** Start of Available records **

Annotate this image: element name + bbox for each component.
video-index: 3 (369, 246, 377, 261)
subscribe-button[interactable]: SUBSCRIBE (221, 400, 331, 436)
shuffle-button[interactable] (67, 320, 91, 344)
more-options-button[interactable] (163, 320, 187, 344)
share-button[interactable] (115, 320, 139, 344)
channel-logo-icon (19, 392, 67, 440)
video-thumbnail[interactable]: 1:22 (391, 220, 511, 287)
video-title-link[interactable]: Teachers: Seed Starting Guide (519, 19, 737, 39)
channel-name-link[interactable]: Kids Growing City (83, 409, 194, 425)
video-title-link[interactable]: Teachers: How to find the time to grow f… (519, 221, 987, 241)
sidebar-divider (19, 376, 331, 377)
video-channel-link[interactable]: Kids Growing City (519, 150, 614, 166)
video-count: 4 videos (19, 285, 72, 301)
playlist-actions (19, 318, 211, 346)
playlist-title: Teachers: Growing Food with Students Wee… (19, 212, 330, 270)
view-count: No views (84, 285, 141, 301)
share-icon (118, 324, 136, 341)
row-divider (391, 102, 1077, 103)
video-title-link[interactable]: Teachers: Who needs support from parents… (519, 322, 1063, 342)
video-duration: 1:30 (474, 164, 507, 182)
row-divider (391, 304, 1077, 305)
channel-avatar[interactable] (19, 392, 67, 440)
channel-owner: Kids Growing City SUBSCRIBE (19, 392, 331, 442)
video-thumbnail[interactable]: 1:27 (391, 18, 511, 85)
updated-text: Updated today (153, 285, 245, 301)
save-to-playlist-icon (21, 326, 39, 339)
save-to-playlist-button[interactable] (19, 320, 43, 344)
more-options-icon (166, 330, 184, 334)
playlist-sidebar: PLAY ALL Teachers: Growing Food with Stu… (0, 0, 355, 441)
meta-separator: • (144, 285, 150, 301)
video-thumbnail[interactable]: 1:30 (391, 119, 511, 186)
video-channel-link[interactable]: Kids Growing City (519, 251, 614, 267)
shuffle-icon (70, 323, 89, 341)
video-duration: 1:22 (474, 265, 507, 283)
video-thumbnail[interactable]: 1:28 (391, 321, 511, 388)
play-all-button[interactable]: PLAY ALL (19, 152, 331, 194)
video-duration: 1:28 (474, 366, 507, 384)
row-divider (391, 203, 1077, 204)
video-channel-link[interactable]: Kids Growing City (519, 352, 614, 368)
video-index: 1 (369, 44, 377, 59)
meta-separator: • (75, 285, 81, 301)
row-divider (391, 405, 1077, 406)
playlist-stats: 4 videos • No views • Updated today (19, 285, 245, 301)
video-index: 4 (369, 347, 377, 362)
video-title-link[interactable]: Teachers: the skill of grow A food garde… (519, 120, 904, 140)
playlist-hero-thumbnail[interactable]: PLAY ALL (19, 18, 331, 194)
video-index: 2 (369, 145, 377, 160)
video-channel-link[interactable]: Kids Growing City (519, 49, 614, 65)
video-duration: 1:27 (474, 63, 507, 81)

** End of Available records **

- Objective -
Rewrite the listing above, replacing every occurrence of "row-divider" with "row-separator" and leaving every other line and character unchanged.

- Response -
Annotate this image: element name + bbox for each component.
video-index: 3 (369, 246, 377, 261)
subscribe-button[interactable]: SUBSCRIBE (221, 400, 331, 436)
shuffle-button[interactable] (67, 320, 91, 344)
more-options-button[interactable] (163, 320, 187, 344)
share-button[interactable] (115, 320, 139, 344)
channel-logo-icon (19, 392, 67, 440)
video-thumbnail[interactable]: 1:22 (391, 220, 511, 287)
video-title-link[interactable]: Teachers: Seed Starting Guide (519, 19, 737, 39)
channel-name-link[interactable]: Kids Growing City (83, 409, 194, 425)
video-title-link[interactable]: Teachers: How to find the time to grow f… (519, 221, 987, 241)
sidebar-divider (19, 376, 331, 377)
video-channel-link[interactable]: Kids Growing City (519, 150, 614, 166)
video-count: 4 videos (19, 285, 72, 301)
playlist-actions (19, 318, 211, 346)
playlist-title: Teachers: Growing Food with Students Wee… (19, 212, 330, 270)
view-count: No views (84, 285, 141, 301)
share-icon (118, 324, 136, 341)
row-separator (391, 102, 1077, 103)
video-title-link[interactable]: Teachers: Who needs support from parents… (519, 322, 1063, 342)
video-duration: 1:30 (474, 164, 507, 182)
row-separator (391, 304, 1077, 305)
channel-avatar[interactable] (19, 392, 67, 440)
channel-owner: Kids Growing City SUBSCRIBE (19, 392, 331, 442)
video-thumbnail[interactable]: 1:27 (391, 18, 511, 85)
updated-text: Updated today (153, 285, 245, 301)
save-to-playlist-icon (21, 326, 39, 339)
save-to-playlist-button[interactable] (19, 320, 43, 344)
more-options-icon (166, 330, 184, 334)
playlist-sidebar: PLAY ALL Teachers: Growing Food with Stu… (0, 0, 355, 441)
meta-separator: • (144, 285, 150, 301)
video-thumbnail[interactable]: 1:30 (391, 119, 511, 186)
video-channel-link[interactable]: Kids Growing City (519, 251, 614, 267)
shuffle-icon (70, 323, 89, 341)
video-duration: 1:22 (474, 265, 507, 283)
video-thumbnail[interactable]: 1:28 (391, 321, 511, 388)
play-all-button[interactable]: PLAY ALL (19, 152, 331, 194)
video-duration: 1:28 (474, 366, 507, 384)
row-separator (391, 203, 1077, 204)
video-channel-link[interactable]: Kids Growing City (519, 352, 614, 368)
video-index: 1 (369, 44, 377, 59)
meta-separator: • (75, 285, 81, 301)
row-separator (391, 405, 1077, 406)
playlist-stats: 4 videos • No views • Updated today (19, 285, 245, 301)
video-index: 4 (369, 347, 377, 362)
video-title-link[interactable]: Teachers: the skill of grow A food garde… (519, 120, 904, 140)
playlist-hero-thumbnail[interactable]: PLAY ALL (19, 18, 331, 194)
video-index: 2 (369, 145, 377, 160)
video-channel-link[interactable]: Kids Growing City (519, 49, 614, 65)
video-duration: 1:27 (474, 63, 507, 81)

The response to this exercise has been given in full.